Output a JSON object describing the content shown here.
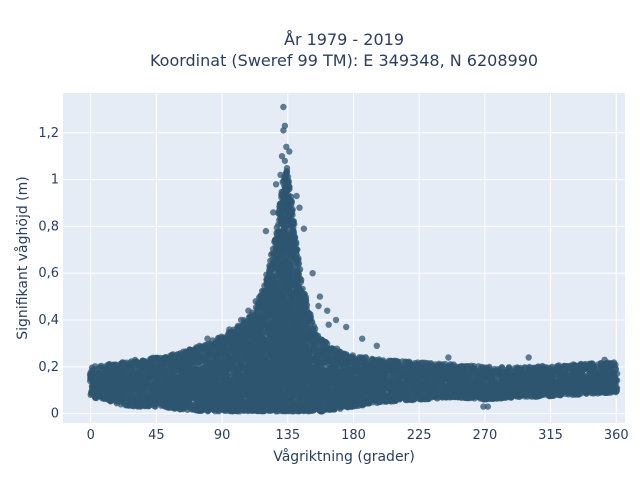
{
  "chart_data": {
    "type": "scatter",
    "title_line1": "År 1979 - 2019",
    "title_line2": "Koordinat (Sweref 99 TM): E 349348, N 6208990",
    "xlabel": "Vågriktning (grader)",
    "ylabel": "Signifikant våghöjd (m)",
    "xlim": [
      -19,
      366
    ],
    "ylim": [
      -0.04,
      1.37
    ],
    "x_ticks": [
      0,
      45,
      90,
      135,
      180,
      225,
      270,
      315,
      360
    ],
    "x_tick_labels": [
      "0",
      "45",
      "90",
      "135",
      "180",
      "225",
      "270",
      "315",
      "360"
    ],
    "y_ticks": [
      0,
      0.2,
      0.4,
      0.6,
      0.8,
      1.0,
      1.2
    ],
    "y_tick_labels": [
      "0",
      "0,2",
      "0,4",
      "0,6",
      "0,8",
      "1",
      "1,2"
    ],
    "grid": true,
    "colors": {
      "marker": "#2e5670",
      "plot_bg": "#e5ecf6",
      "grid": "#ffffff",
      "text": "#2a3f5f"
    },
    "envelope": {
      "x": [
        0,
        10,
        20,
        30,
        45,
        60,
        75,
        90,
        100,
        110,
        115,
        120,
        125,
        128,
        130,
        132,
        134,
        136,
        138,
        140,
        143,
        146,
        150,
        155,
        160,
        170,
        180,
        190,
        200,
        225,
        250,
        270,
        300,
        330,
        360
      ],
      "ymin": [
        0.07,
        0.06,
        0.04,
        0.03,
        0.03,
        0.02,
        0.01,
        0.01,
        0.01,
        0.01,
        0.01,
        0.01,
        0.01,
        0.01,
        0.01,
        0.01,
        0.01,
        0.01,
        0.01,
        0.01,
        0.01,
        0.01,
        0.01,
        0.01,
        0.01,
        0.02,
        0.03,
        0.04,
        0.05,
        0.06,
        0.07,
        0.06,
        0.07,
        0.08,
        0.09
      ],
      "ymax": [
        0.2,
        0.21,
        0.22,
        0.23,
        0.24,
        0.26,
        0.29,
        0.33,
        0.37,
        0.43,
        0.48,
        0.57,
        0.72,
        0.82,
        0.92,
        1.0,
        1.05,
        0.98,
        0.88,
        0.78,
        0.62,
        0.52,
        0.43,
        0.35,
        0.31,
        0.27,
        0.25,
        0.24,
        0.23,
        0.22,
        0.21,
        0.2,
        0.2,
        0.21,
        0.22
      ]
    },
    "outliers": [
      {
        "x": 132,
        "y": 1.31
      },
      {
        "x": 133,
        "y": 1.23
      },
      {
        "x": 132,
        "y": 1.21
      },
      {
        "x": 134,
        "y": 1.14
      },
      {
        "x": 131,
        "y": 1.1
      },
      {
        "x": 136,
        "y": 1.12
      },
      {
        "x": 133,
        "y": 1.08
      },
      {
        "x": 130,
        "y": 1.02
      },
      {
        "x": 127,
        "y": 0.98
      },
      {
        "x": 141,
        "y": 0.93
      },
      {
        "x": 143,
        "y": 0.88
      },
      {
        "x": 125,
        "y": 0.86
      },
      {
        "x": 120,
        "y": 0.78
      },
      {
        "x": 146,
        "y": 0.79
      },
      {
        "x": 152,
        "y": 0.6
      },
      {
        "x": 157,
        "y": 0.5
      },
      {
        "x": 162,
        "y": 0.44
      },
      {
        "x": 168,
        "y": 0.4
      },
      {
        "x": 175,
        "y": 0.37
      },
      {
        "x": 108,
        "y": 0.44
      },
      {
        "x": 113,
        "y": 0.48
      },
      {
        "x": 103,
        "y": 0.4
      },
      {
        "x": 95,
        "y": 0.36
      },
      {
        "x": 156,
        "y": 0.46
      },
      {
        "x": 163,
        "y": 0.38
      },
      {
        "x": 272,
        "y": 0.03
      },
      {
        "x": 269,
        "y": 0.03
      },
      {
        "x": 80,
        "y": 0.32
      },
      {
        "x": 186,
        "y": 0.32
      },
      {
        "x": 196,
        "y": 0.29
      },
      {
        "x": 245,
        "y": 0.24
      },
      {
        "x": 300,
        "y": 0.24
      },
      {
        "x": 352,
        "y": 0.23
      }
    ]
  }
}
....
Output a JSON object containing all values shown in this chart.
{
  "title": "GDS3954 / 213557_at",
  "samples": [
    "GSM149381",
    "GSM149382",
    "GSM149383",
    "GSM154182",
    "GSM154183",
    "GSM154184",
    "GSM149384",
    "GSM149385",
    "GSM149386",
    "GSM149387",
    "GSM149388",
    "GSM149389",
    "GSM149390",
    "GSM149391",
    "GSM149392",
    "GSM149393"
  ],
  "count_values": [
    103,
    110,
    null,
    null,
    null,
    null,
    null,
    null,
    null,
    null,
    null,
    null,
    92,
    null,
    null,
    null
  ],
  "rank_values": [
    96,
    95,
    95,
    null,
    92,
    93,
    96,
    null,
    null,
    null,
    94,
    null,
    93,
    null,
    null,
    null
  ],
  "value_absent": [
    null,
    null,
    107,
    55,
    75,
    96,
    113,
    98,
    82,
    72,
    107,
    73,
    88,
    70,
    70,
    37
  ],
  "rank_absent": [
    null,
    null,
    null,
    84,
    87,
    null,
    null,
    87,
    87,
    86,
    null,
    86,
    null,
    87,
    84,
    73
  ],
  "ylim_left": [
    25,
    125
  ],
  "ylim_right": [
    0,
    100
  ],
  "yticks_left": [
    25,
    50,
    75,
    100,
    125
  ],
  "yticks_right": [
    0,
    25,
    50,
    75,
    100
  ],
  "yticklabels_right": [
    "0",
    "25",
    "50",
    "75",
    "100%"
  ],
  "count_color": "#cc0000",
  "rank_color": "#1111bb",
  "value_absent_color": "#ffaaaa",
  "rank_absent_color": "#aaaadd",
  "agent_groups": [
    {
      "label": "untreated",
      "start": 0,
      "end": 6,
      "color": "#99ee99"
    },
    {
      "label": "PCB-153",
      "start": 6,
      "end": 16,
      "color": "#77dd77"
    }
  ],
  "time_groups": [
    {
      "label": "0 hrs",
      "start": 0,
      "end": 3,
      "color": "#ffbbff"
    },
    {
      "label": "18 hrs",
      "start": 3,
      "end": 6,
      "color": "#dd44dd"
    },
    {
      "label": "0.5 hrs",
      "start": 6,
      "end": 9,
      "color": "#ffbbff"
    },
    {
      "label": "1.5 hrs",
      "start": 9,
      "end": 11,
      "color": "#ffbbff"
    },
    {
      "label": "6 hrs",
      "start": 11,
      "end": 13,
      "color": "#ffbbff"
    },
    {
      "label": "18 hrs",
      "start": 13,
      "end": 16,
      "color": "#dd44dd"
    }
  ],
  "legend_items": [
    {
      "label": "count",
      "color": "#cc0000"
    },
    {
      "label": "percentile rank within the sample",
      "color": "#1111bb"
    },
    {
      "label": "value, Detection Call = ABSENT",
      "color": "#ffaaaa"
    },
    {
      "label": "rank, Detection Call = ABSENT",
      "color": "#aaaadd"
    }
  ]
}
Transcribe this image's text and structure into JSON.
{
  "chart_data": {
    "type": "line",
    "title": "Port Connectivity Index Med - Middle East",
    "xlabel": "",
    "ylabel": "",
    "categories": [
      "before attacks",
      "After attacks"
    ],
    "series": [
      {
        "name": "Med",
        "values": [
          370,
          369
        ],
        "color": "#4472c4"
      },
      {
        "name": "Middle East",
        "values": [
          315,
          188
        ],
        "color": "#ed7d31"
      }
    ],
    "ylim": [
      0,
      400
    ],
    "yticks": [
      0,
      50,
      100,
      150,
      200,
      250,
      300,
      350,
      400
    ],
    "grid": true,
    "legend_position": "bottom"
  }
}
....
> [WHAT YOU NEED TO DO] Pick out every line with the string "start" and copy it.

> [WRITTEN ANSWER]
      "start": 0,
      "start": 6,
      "start": 0,
      "start": 3,
      "start": 6,
      "start": 9,
      "start": 11,
      "start": 13,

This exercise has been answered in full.